• _ACTIVITY 1_
Translate this sentence from the article on UniCredit's strategy into Spanish: "The EU’s Banking Union is likely to remain incomplete for some time, despite Germany’s finance minister Olaf Scholz's recent call for an end to the deadlock."
• _ACTIVITY 2_
Transcribe the part of the article on UniCredit's strategy between "Rules are strict" and "eligible liabilities (MREL).", inclusive.
• _ACTIVITY 3_
Answer these questions using the article on UniCredit's strategy.
(a) What share of underlying net profit does the bank aim to release to shareholders in 2023?
(b) Who is UniCredit's chief executive?
(c) What annualised revenue growth is projected in CEE until 2023?

• _EXCERPTED TEXT_
After spending the last few year years focusing on its balance sheet, the Italian bank put plans to reward shareholders through dividends and buy-backs at the centre of its capital markets day on Tuesday, where it explained its new strategy for the next four years. It will aim to release half of underlying net profit to shareholders in 2023, and 40% each year until then.
The share price drifted around on Tuesday, and analysts were largely unsurprised. But stepping back, the tone was of a bank turning a corner after a while spent worrying over capital quality and strength.
But if it is only now able to move on from the issues that tormented the sector after the eurozone crisis — non-performing loans and undercapitalisation — it looks to be better suited than peers to the new profitability challenges to banks. It is also choosing to adapt further to the new landscape.
The EU’s Banking Union is likely to remain incomplete for some time, despite Germany’s finance minister Olaf Scholz's recent call for an end to the deadlock.
Rules are strict on the amount of regulatory capital to be held in EU-based foreign subsidiaries of EU banks, something that UniCredit’s chief executive Jean Pierre Mustier has complained about. This is both a symptom and a cause of the lack of progress on the Banking Union; there is still a fear banks are European in life but national in death.
UniCredit’s plan involves setting up an intermediate holding company based in Italy but containing HypoVereinsbank, UniCredit Bank Austria AG and its central and eastern European businesses. This would allow it to loosen the burden for minimum requirements for own funds and eligible liabilities (MREL).
The lack of the Banking Union and the associated continued fragmentation of rules is also a thorn in the side of a bank looking to reach scale through M&A. UniCredit has been through the rumour mill about a tie-up with both Sociéte Générale and Commerzbank in the last two years.
But this is now off the cards. On Tuesday, Mustier appeared slightly irritated when batting off speculation about M&A. He said that activity here would be limited to smaller “bolt-on” deals, most likely in the CEE region. Instead, growth must be organic: and this is the plan, with projected annualised revenue growth of 0.5% in western Europe and 2% in CEE until 2023.

(Records held in a dataset)
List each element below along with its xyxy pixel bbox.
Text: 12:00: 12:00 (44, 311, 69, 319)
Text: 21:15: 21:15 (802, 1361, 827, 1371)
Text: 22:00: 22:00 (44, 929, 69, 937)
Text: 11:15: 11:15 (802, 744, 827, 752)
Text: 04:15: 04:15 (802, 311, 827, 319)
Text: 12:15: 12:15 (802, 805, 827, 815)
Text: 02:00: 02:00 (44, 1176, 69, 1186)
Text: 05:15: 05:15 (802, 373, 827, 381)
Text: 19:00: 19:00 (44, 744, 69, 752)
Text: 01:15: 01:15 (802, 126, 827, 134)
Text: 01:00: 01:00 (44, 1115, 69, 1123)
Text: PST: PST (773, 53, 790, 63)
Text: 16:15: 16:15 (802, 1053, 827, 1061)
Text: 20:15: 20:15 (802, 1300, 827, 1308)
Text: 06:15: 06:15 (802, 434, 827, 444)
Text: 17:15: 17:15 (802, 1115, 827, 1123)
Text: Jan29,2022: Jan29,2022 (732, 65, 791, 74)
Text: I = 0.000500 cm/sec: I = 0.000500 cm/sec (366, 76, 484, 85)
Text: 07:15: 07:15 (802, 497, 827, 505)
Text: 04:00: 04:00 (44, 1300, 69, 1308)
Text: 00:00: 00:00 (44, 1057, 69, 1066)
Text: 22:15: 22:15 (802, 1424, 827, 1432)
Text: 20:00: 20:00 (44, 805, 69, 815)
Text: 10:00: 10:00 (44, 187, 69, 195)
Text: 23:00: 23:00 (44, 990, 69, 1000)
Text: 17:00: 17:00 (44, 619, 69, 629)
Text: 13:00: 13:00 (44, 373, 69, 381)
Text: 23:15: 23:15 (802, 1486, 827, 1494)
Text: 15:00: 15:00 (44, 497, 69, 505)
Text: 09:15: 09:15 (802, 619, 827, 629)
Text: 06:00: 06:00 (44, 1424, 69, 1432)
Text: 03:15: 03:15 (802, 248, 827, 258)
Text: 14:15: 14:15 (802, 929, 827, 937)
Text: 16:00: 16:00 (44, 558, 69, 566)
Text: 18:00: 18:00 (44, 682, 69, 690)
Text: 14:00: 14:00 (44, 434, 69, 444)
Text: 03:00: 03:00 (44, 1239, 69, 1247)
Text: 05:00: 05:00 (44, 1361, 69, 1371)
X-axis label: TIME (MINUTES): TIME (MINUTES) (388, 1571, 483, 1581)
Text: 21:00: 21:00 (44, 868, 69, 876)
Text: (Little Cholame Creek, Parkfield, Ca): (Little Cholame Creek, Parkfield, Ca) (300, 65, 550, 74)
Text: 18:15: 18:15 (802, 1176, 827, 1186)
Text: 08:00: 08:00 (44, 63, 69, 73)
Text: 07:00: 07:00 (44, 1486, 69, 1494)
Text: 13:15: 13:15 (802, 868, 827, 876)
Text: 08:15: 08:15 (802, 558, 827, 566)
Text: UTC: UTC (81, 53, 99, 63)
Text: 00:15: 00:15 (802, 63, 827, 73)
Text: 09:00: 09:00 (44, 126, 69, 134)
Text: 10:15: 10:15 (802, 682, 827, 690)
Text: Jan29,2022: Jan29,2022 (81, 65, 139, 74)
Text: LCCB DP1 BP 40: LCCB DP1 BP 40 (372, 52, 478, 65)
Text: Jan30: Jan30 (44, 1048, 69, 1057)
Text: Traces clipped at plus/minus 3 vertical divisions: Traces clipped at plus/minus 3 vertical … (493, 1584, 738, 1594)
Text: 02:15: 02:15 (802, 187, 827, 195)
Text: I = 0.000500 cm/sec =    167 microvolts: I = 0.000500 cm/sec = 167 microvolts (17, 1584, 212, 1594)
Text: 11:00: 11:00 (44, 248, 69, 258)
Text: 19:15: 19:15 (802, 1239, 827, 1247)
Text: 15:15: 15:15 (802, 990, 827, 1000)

• _EXPECTED ANSWER 1_
Es probable que la Unión Bancaria de la UE siga incompleta durante algún tiempo, pese al reciente llamamiento del ministro de Finanzas de Alemania, Olaf Scholz, a poner fin al estancamiento.

• _EXPECTED ANSWER 2_
Rules are strict on the amount of regulatory capital to be held in EU-based foreign subsidiaries of EU banks, something that UniCredit’s chief executive Jean Pierre Mustier has complained about. This is both a symptom and a cause of the lack of progress on the Banking Union; there is still a fear banks are European in life but national in death.
UniCredit’s plan involves setting up an intermediate holding company based in Italy but containing HypoVereinsbank, UniCredit Bank Austria AG and its central and eastern European businesses. This would allow it to loosen the burden for minimum requirements for own funds and eligible liabilities (MREL).

• _EXPECTED ANSWER 3_
(a) Half.
(b) Jean Pierre Mustier.
(c) 2%.